## DOCUMENT EXTRACT

# # #

The Address of Cyrus Thompson State
Lecturer of N. C. Farmers' State
Alliance at Greensboro, N. C.

        Lack of funds for the use of this department, in consequence of recent amendments to our charter, has made it impossible for me to take the field as Lecturer. But as representing the Business Agency, by direction of the Executive Committee, I have addressed the public on some seventy occasions, in twenty-four counties, since the 13th of April, 1893. Brother J. T. B. Hoover has represented the Agency in a number of other counties, and has done noble work in upbuilding the Order. The brethren everywhere have treated us both with unbounded kindness and rendered us material assistance in the work.

        In the face of all the Order has had to contend against, it is now rapidly improving both in spirit and in numbers. Although sensible men of whatever party affiliation see and know that the charge so industriously repeated by our enemies, that "the Alliance left its first principles and became partisan," is utterly unfounded in fact, yet the charge continues to be made, and it will continue to be made by any and every political party in turn on losing the support of a majority of Alliancemen. If the Order were partisan, however, it would not be terrible in the eyes of partisans, and the charge of partisanship would cease. It has never been brought by a party benefited by the support of a majority of the Order. It is only when the party ox is gored, through "lack of confidence," by our non-partisan bull that the ox bellows out partisanship. If the bull gored some other ox and helped this one, in the eye of this ox such action would be thoroughly non-partisan.

        The principles of the Alliance, as I understand and teach them, are the same to-day as in the beginning. Its first declaration of purposes was,


Page 10

"To labor to educate the agricultural classes in the science of economical government in a strictly non-partisan spirit." The mission of the Order is to educate, because all individual and national evils originate in ignorance; to educate "in the science of economical government" which is politics, because the evils we complain of are political, fastened upon us by political action grounded in political ignorance, and to be gotten rid of only by political action based upon political wisdom; to educate "in a strictly non-partisan spirit" because political teaching and study in a partisan spirit tends blindly to secure the supremacy of a party regardless of the effect upon political truth and the popular welfare. And this exhibition of party spirit is equally ruinous under whatever name. It is the true Alliancenman's purpose to serve the ends of no political party, whether Democratic, Republican or People's, but to make every political party serve the interests of every legitimate industry; and this can be done only as we educate men to be wise and patriotic rather than partisan; to look upon all parties as faithless unless forced, and to be rendered faithful and servants at all only under the constant eve of a master ready to punish.

# # #

## RECORD LIST
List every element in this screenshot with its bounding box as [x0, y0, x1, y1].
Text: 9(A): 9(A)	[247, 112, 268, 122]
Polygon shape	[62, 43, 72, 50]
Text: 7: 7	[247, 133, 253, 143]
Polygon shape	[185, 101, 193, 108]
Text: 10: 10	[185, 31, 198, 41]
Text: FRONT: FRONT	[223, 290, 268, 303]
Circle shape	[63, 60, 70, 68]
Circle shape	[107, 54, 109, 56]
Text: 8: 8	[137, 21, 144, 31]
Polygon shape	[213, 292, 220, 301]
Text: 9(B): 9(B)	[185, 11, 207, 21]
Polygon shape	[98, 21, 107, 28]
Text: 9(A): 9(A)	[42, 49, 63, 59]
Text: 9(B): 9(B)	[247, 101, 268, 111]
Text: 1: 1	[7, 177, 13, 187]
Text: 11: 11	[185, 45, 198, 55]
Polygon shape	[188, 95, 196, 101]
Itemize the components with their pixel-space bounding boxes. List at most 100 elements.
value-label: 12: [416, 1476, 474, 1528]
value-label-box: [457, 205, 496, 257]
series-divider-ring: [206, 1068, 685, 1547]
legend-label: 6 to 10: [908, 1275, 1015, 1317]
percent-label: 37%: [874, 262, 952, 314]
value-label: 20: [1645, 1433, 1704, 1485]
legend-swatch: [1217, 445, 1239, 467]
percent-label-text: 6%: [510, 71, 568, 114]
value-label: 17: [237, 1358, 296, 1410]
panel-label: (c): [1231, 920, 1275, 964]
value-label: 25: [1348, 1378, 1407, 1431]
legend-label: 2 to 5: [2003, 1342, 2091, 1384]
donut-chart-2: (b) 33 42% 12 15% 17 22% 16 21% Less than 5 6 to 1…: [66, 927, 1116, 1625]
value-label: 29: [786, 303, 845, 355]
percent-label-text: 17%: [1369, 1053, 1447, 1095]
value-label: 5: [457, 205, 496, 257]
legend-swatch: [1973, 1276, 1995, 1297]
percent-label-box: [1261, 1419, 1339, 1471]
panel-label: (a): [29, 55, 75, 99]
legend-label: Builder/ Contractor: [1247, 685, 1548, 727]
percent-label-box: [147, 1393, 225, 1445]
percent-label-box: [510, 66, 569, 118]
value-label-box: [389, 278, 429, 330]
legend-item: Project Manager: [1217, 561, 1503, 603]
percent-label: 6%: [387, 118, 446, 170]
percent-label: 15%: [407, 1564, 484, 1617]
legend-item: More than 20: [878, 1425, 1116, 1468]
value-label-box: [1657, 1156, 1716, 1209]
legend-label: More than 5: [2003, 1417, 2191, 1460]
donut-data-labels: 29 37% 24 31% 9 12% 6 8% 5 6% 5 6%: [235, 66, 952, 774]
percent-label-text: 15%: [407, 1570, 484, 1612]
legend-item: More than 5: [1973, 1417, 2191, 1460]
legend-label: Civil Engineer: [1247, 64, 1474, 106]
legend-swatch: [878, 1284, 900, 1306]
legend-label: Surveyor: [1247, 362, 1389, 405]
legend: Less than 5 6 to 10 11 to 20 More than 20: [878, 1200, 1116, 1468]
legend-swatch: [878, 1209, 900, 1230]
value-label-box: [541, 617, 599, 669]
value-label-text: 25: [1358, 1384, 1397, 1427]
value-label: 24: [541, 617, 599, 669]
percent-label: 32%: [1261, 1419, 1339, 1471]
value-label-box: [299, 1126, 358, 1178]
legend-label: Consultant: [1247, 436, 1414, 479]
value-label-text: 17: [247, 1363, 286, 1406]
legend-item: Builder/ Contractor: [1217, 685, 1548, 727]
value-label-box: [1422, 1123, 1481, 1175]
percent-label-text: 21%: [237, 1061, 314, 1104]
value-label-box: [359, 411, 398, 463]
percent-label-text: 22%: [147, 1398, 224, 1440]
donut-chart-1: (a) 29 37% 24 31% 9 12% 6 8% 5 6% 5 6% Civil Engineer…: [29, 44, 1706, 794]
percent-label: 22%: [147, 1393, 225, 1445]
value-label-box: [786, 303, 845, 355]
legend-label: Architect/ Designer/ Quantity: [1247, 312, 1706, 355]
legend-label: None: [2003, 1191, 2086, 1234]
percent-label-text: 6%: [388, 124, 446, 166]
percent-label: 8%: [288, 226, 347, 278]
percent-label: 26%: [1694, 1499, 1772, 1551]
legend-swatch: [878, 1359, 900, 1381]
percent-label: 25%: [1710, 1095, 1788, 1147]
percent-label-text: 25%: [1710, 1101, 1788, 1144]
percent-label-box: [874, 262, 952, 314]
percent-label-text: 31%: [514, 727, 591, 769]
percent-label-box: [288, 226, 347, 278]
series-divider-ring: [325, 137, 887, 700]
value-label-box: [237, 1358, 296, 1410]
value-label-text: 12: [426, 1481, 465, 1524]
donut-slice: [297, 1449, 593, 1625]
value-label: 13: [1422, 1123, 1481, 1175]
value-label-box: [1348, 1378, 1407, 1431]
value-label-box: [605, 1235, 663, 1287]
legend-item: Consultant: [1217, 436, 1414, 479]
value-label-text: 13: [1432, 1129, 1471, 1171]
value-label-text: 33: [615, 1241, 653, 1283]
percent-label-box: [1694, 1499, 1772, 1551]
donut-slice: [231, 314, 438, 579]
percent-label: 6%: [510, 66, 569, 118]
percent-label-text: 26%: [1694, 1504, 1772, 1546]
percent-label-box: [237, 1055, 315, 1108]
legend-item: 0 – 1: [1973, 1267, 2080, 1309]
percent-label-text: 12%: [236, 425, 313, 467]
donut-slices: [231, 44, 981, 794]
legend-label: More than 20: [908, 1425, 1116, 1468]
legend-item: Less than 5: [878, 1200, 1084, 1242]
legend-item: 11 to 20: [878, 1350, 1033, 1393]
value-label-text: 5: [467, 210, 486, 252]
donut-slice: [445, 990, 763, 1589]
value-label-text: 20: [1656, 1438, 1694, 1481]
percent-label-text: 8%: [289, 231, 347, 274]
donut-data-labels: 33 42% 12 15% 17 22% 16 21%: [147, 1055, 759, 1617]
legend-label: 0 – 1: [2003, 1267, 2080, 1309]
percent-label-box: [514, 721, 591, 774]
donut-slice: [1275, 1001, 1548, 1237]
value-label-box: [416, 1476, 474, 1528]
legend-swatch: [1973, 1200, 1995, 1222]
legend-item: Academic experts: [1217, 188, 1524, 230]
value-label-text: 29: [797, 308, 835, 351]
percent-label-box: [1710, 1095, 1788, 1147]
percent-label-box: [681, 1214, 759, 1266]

# # #

## PROBLEM DETAILS
In the Alliance address, restate everything from "Lack of funds" down to "in the work.", substituting "Board of Directors" for "Executive Committee".

## ANSWER TO THIS TASK
Lack of funds for the use of this department, in consequence of recent amendments to our charter, has made it impossible for me to take the field as Lecturer. But as representing the Business Agency, by direction of the Board of Directors, I have addressed the public on some seventy occasions, in twenty-four counties, since the 13th of April, 1893. Brother J. T. B. Hoover has represented the Agency in a number of other counties, and has done noble work in upbuilding the Order. The brethren everywhere have treated us both with unbounded kindness and rendered us material assistance in the work.